======== Data supplied ========

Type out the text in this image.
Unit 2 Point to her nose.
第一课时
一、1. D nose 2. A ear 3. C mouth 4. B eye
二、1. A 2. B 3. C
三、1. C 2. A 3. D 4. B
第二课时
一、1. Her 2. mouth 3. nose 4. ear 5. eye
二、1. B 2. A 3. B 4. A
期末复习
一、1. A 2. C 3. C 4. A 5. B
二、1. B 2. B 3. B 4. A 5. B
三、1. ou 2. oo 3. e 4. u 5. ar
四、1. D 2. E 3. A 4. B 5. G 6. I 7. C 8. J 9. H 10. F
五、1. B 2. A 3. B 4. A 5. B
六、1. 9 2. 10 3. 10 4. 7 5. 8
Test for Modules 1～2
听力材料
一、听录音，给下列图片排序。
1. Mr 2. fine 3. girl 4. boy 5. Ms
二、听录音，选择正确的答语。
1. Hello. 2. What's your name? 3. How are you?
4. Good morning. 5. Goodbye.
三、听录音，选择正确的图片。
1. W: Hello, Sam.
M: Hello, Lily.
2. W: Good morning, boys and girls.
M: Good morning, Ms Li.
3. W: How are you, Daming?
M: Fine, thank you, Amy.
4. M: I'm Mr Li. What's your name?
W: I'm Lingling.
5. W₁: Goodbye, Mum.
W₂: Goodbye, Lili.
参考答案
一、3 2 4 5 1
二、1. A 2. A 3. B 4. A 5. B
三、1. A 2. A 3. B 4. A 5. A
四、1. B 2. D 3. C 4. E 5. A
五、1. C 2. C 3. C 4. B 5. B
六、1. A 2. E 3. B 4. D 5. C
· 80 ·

========

Give the entries once more, exactly as they appear.

Type out the text in this image.
Unit 2 Point to her nose.
第一课时
一、1. D nose 2. A ear 3. C mouth 4. B eye
二、1. A 2. B 3. C
三、1. C 2. A 3. D 4. B
第二课时
一、1. Her 2. mouth 3. nose 4. ear 5. eye
二、1. B 2. A 3. B 4. A
期末复习
一、1. A 2. C 3. C 4. A 5. B
二、1. B 2. B 3. B 4. A 5. B
三、1. ou 2. oo 3. e 4. u 5. ar
四、1. D 2. E 3. A 4. B 5. G 6. I 7. C 8. J 9. H 10. F
五、1. B 2. A 3. B 4. A 5. B
六、1. 9 2. 10 3. 10 4. 7 5. 8
Test for Modules 1～2
听力材料
一、听录音，给下列图片排序。
1. Mr 2. fine 3. girl 4. boy 5. Ms
二、听录音，选择正确的答语。
1. Hello. 2. What's your name? 3. How are you?
4. Good morning. 5. Goodbye.
三、听录音，选择正确的图片。
1. W: Hello, Sam.
M: Hello, Lily.
2. W: Good morning, boys and girls.
M: Good morning, Ms Li.
3. W: How are you, Daming?
M: Fine, thank you, Amy.
4. M: I'm Mr Li. What's your name?
W: I'm Lingling.
5. W₁: Goodbye, Mum.
W₂: Goodbye, Lili.
参考答案
一、3 2 4 5 1
二、1. A 2. A 3. B 4. A 5. B
三、1. A 2. A 3. B 4. A 5. A
四、1. B 2. D 3. C 4. E 5. A
五、1. C 2. C 3. C 4. B 5. B
六、1. A 2. E 3. B 4. D 5. C
· 80 ·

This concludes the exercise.